# [Provided data]
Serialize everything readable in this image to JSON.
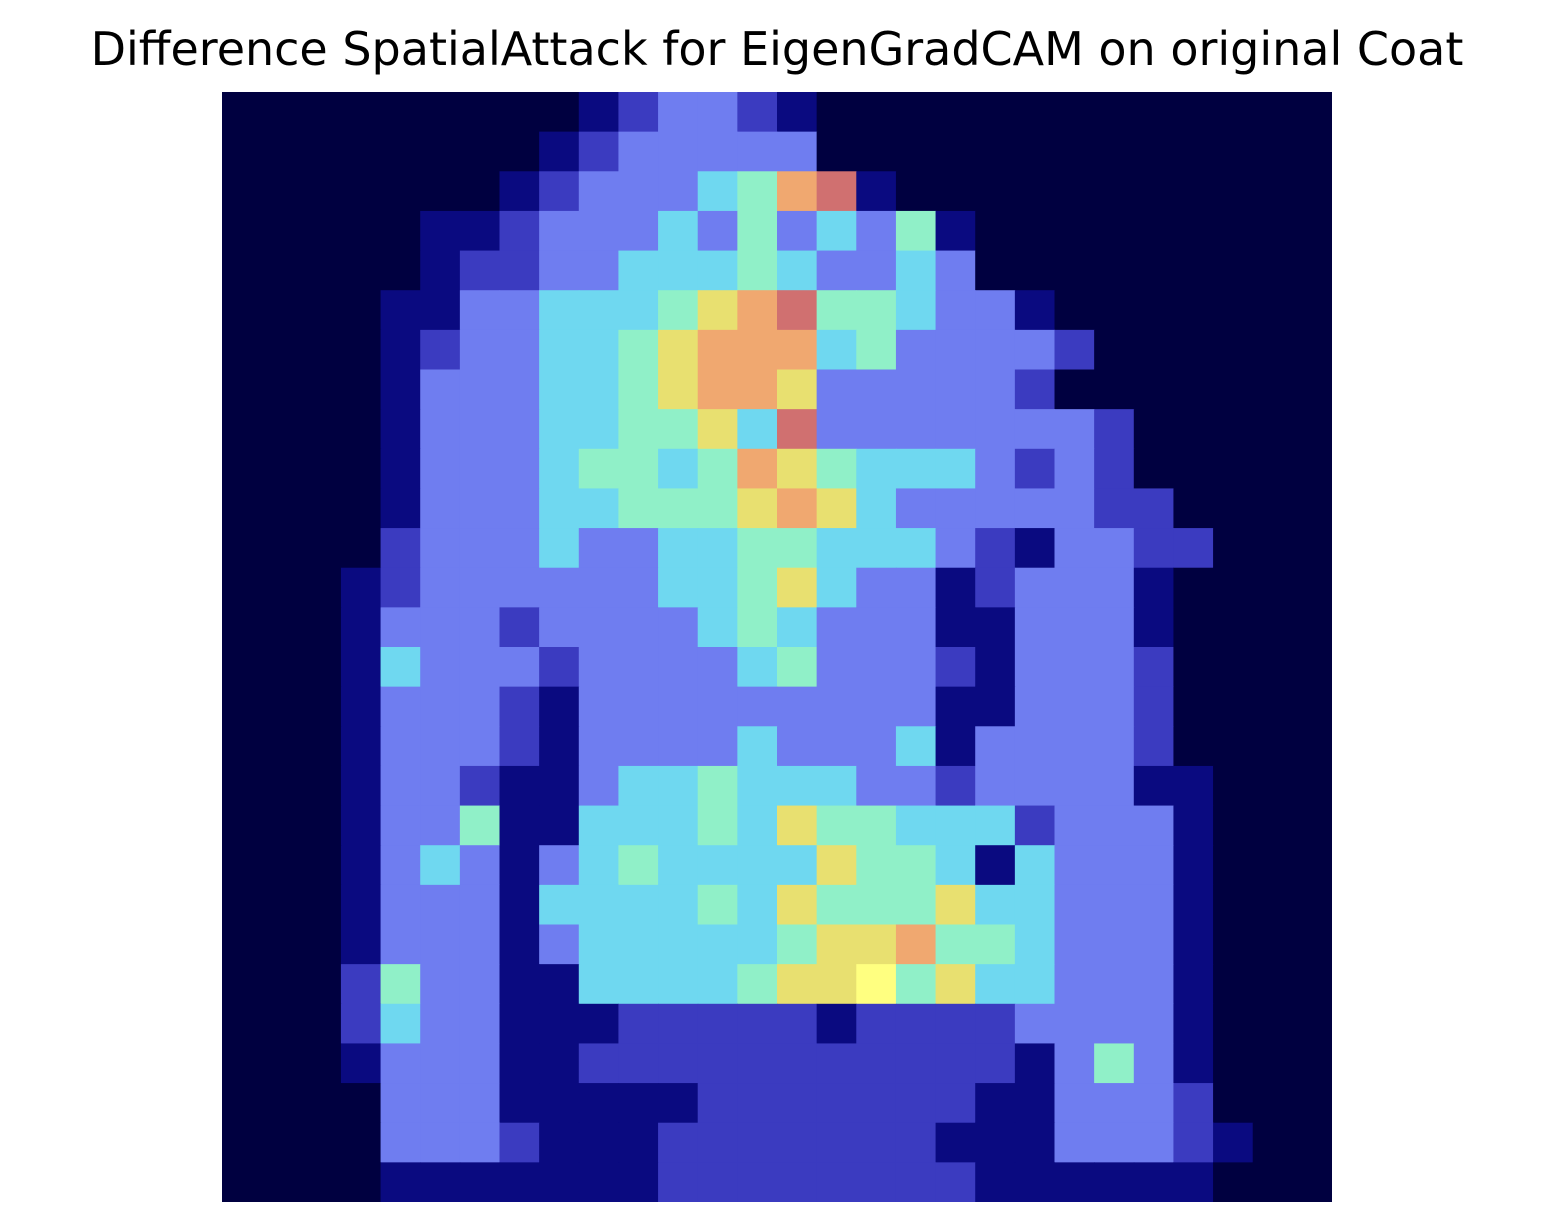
{
  "title": "Difference SpatialAttack for EigenGradCAM on original Coat",
  "image": {
    "rows": 28,
    "cols": 28,
    "colormap": "jet overlay on dark navy background",
    "background_color": "#000040",
    "heat_colors": [
      "#000040",
      "#0a0a80",
      "#3b3bc0",
      "#6f7df0",
      "#6fd8f0",
      "#90f0c8",
      "#e8e070",
      "#f0a870",
      "#d07070",
      "#ffff80"
    ]
  }
}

# [What needs to be done]
The records above are to be restated exactly, without their pictures.

# [Written response]
Serialize everything readable in this image to JSON.
{
  "title": "Difference SpatialAttack for EigenGradCAM on original Coat",
  "image": {
    "rows": 28,
    "cols": 28,
    "colormap": "jet overlay on dark navy background",
    "background_color": "#000040",
    "heat_colors": [
      "#000040",
      "#0a0a80",
      "#3b3bc0",
      "#6f7df0",
      "#6fd8f0",
      "#90f0c8",
      "#e8e070",
      "#f0a870",
      "#d07070",
      "#ffff80"
    ]
  }
}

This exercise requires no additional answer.